#### Records shown ####

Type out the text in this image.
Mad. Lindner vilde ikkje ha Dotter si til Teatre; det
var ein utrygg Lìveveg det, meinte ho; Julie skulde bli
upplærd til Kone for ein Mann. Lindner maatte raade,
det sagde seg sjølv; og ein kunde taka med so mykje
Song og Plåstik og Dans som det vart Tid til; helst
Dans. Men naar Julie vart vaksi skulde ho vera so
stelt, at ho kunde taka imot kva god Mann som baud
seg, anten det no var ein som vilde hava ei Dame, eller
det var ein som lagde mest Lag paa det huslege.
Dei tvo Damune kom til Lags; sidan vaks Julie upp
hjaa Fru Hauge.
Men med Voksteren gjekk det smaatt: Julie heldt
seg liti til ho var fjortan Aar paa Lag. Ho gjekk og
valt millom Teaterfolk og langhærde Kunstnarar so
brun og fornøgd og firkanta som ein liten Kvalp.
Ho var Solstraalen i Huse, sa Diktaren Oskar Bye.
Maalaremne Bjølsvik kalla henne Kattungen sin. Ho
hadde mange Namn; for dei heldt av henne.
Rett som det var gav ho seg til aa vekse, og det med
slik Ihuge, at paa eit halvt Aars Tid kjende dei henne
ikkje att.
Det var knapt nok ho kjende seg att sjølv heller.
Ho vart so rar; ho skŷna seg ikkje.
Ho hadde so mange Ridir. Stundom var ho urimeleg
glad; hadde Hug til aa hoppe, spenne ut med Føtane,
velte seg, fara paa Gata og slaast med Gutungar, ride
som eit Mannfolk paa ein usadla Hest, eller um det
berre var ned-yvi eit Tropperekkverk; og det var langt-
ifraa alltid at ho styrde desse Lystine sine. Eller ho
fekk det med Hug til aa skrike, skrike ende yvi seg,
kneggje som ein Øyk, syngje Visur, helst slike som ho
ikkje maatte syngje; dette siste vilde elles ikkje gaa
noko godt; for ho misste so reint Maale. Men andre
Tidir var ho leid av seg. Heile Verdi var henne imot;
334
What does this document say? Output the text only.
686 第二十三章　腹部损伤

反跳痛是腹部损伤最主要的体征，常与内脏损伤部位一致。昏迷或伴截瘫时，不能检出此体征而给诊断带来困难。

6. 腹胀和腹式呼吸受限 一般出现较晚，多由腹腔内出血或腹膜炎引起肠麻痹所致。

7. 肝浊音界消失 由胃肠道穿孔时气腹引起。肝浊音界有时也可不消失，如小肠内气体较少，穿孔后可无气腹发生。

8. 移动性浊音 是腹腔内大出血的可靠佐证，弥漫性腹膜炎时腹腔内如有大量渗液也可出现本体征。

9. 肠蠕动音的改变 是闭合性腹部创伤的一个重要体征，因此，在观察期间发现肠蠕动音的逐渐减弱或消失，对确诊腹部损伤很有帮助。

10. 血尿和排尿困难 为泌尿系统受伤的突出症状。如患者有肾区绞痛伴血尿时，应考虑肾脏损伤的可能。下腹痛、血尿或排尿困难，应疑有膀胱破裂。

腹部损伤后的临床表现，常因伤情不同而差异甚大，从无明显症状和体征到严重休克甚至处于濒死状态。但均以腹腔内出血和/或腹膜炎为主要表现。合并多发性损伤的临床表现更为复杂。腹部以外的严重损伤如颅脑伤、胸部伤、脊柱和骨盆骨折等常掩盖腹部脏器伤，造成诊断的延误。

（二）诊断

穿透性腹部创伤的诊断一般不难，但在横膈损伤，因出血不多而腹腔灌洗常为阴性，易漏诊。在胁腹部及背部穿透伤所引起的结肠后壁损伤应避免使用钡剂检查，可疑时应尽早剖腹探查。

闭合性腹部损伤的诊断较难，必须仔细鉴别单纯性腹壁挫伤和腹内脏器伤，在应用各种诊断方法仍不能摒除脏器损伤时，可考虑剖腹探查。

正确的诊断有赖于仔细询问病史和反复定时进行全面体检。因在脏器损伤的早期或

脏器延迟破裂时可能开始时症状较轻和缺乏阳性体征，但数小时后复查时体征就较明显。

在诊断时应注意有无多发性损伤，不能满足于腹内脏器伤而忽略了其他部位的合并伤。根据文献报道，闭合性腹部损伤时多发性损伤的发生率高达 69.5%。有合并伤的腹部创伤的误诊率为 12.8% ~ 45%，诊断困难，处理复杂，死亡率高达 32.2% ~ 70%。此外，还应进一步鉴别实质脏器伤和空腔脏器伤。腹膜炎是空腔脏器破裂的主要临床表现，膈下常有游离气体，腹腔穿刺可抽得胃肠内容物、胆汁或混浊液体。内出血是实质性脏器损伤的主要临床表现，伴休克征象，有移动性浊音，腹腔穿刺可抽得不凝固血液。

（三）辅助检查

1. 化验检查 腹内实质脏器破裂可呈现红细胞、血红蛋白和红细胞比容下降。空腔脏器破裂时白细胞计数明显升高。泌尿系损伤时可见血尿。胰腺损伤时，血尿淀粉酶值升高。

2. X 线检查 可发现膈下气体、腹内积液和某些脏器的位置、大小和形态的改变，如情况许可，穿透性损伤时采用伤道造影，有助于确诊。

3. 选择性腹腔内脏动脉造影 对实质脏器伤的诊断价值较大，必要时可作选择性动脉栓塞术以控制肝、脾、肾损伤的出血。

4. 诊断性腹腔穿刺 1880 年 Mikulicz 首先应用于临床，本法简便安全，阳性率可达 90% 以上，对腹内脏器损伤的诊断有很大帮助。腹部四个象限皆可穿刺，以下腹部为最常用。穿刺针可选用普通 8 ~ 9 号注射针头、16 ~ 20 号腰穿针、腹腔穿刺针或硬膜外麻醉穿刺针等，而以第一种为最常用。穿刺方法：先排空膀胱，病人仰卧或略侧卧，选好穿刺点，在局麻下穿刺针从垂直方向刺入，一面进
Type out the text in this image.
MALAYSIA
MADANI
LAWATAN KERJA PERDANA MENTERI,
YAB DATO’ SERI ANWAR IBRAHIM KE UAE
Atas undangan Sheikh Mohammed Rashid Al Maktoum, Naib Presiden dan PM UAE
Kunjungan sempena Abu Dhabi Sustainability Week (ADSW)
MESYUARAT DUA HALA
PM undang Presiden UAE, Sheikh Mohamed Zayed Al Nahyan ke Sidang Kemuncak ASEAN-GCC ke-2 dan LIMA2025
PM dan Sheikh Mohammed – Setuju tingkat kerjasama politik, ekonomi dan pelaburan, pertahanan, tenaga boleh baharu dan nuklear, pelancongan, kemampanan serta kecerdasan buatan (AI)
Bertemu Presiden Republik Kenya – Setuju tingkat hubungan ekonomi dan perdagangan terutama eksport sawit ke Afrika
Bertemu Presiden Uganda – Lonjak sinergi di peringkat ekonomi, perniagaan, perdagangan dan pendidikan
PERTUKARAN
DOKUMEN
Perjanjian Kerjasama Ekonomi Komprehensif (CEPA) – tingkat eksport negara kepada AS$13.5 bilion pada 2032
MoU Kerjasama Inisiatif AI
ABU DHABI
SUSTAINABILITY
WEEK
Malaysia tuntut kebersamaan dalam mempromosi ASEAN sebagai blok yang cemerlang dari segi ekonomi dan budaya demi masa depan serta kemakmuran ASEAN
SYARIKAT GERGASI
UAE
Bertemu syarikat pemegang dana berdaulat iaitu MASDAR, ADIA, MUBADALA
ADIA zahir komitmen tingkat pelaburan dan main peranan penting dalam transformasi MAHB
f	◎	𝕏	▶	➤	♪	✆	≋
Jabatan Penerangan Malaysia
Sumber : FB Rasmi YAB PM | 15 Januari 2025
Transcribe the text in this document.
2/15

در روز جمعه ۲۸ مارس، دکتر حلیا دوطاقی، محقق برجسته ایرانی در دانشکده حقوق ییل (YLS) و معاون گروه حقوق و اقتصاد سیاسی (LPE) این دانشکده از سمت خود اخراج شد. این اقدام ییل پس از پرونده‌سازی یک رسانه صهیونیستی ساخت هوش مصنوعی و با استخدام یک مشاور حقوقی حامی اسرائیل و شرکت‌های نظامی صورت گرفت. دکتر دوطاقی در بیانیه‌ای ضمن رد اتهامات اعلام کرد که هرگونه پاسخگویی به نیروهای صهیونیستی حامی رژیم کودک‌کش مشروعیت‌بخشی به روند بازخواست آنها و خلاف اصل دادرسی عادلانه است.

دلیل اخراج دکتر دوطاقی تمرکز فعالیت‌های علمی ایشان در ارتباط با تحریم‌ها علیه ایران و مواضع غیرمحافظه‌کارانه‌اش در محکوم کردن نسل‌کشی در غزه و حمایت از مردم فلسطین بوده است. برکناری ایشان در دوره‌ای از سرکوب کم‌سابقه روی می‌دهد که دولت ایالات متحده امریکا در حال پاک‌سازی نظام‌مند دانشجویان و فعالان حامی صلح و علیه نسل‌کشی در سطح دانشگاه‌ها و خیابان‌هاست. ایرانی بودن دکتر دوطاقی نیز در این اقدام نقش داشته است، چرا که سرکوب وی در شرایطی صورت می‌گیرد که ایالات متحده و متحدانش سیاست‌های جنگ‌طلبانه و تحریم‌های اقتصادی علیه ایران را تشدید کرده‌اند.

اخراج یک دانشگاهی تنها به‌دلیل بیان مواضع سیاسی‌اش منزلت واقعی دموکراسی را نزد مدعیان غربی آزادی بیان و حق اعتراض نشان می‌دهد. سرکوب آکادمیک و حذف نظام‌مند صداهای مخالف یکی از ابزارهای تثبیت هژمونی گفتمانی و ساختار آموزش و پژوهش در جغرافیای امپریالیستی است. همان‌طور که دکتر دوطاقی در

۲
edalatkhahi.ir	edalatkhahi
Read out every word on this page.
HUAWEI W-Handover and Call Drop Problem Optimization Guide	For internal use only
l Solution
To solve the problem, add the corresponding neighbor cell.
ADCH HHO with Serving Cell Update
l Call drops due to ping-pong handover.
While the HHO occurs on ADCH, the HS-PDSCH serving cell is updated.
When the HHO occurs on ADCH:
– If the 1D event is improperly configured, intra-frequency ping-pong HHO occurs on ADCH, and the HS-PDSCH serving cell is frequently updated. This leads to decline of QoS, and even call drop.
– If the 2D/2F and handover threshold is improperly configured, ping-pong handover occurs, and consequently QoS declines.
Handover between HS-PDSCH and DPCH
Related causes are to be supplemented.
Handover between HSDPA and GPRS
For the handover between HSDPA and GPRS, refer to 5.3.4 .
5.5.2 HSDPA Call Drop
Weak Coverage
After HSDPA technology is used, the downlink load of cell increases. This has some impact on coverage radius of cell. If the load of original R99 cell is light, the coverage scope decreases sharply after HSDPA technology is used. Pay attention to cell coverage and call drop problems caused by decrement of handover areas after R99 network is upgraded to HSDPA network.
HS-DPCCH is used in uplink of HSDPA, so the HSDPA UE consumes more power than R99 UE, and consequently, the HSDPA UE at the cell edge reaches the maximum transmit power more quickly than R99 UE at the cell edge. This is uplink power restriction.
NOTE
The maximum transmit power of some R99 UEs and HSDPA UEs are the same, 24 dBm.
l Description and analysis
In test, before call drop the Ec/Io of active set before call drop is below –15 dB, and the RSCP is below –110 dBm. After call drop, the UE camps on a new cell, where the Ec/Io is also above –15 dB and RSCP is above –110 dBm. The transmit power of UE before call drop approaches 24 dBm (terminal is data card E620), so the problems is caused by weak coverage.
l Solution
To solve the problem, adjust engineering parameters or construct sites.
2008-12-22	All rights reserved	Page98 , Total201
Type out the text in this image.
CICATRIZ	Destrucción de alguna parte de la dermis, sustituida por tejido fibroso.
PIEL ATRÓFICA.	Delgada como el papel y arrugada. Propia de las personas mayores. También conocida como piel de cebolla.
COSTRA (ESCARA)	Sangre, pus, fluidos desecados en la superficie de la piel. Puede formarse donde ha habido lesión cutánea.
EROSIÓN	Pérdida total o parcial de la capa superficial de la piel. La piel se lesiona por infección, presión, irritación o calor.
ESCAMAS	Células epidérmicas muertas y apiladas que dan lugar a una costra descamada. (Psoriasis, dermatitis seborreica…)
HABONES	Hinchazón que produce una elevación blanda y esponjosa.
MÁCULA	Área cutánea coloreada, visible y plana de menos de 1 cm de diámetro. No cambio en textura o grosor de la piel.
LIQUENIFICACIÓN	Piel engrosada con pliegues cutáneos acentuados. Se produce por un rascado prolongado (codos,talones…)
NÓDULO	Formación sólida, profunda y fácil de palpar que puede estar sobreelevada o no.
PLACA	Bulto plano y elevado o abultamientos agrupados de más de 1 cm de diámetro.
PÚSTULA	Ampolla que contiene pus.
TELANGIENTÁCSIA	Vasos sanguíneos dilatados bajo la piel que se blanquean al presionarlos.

####

**Description of the task:** Pick out every line holding the string "Bertemu" and return it.

**Solution to the problem:**
Bertemu Presiden Republik Kenya – Setuju tingkat hubungan ekonomi dan perdagangan terutama eksport sawit ke Afrika
Bertemu Presiden Uganda – Lonjak sinergi di peringkat ekonomi, perniagaan, perdagangan dan pendidikan
Bertemu syarikat pemegang dana berdaulat iaitu MASDAR, ADIA, MUBADALA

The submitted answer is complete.